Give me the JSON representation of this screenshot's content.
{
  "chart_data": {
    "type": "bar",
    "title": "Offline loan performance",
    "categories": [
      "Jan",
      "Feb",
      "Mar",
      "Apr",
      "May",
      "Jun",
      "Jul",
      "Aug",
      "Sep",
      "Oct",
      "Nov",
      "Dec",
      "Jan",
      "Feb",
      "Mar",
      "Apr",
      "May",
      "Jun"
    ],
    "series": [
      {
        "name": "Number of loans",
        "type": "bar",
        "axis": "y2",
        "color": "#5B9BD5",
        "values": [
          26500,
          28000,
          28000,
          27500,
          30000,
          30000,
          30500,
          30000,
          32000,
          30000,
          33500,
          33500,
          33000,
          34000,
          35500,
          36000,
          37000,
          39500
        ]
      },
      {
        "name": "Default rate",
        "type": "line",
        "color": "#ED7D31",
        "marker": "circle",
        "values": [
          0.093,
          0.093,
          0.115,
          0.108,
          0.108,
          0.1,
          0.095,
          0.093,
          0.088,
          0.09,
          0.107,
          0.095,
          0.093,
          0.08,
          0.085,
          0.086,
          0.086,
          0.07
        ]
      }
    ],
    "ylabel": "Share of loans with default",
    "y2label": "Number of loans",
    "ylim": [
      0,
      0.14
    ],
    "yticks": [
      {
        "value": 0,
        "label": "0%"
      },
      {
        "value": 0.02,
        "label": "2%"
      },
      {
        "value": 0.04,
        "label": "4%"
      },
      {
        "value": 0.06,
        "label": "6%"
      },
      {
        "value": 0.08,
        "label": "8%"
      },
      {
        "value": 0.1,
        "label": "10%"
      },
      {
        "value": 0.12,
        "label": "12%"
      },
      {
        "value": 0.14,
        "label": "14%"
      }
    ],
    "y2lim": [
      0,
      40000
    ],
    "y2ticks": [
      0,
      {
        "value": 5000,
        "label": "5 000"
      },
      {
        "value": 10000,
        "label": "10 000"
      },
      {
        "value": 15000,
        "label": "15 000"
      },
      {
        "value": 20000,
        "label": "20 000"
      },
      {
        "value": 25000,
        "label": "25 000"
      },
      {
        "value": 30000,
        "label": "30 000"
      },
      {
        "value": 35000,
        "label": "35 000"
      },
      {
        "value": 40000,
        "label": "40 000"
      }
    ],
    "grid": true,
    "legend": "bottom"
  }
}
_ _ _
In the material above, find the lines that contain "name" and show them.

▶ Exercise output
        "name": "Number of loans",
        "name": "Default rate",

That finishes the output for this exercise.